>>>
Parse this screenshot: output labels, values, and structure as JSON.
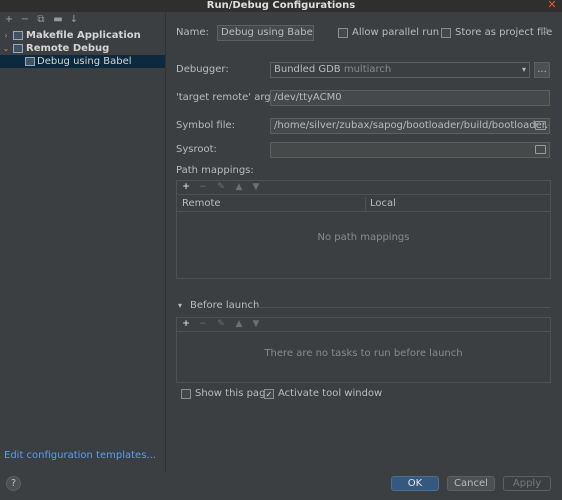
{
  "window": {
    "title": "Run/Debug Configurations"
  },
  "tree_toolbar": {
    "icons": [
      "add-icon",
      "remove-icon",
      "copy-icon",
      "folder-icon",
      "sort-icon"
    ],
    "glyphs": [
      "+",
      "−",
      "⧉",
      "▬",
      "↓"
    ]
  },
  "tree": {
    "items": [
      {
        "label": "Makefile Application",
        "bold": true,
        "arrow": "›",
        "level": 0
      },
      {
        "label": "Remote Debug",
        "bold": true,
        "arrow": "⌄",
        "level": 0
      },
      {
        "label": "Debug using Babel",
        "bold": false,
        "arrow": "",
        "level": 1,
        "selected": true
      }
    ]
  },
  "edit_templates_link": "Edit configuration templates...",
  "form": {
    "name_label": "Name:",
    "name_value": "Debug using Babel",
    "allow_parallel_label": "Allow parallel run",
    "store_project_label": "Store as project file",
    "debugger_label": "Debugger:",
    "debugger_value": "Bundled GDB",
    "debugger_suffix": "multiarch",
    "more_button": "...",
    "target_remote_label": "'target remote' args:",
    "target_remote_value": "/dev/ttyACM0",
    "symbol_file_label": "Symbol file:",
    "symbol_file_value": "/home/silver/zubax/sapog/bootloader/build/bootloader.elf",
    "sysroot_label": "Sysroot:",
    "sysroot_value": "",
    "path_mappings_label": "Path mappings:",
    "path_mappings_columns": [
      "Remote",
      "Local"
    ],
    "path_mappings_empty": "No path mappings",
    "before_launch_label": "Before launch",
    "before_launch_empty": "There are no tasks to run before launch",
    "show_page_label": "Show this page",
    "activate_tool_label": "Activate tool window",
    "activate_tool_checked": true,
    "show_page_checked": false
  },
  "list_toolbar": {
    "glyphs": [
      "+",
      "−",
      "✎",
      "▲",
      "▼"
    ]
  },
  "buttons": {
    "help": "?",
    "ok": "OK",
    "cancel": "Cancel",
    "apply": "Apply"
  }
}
<<<
>>>
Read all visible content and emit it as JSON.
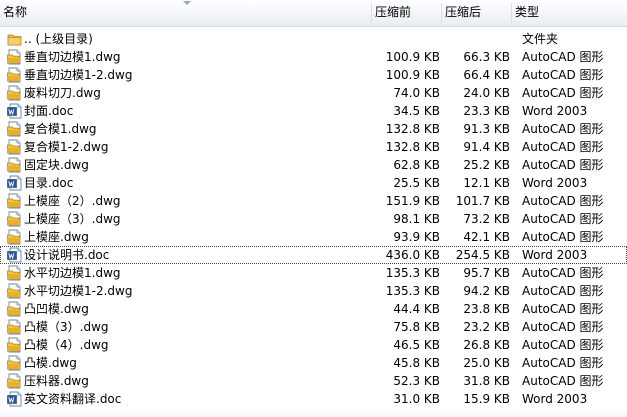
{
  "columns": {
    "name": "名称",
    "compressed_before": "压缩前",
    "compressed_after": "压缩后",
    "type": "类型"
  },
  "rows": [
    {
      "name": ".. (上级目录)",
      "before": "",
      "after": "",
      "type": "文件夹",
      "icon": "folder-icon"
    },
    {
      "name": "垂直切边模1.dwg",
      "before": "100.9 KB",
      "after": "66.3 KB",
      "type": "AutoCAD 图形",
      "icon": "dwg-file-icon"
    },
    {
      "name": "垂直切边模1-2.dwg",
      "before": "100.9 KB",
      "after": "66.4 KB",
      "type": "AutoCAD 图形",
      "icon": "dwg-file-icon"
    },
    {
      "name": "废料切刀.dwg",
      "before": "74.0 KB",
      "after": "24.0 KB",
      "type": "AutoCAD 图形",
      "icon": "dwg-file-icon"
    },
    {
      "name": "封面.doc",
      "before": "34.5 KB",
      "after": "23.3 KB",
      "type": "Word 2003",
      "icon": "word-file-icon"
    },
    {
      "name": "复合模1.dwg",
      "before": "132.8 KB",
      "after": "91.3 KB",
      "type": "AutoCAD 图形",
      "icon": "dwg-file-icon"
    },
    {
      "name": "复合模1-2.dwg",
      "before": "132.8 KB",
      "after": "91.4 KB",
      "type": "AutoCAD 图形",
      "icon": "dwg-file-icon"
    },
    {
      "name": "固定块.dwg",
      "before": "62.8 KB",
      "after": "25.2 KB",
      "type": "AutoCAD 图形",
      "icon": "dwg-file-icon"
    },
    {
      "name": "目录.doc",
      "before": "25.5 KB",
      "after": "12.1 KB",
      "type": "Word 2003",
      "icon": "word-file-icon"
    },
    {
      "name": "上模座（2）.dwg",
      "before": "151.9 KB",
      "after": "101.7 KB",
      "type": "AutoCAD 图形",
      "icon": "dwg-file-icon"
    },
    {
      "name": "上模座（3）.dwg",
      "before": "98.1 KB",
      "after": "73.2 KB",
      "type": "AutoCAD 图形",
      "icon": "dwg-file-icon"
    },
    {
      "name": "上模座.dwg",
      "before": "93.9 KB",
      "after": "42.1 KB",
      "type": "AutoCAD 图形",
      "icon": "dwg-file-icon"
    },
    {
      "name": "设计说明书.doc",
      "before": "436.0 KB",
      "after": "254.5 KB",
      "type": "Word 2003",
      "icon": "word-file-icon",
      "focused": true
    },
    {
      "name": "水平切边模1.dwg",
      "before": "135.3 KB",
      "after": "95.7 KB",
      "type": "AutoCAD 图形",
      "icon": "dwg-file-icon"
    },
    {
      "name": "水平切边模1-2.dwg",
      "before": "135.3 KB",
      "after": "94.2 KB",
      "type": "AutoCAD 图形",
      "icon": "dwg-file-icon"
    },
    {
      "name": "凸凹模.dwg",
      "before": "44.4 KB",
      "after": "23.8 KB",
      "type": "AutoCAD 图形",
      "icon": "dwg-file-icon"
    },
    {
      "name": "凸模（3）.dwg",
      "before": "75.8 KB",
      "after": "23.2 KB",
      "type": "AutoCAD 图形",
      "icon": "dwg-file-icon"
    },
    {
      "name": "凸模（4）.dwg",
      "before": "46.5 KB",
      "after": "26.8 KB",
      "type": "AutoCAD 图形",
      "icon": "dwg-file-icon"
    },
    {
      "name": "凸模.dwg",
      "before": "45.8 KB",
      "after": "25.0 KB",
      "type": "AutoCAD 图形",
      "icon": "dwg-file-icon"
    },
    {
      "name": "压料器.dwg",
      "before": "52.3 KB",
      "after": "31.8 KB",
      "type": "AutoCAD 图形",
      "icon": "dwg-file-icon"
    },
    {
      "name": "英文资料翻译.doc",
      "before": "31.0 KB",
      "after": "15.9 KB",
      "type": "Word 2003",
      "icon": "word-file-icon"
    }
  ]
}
<<<
■ **Stated goal**
From the data above, gather every line that includes the word "JSON".

■ **Answer to this exercise**
Parse this screenshot: output labels, values, and structure as JSON.
Read all visible content and emit it as JSON.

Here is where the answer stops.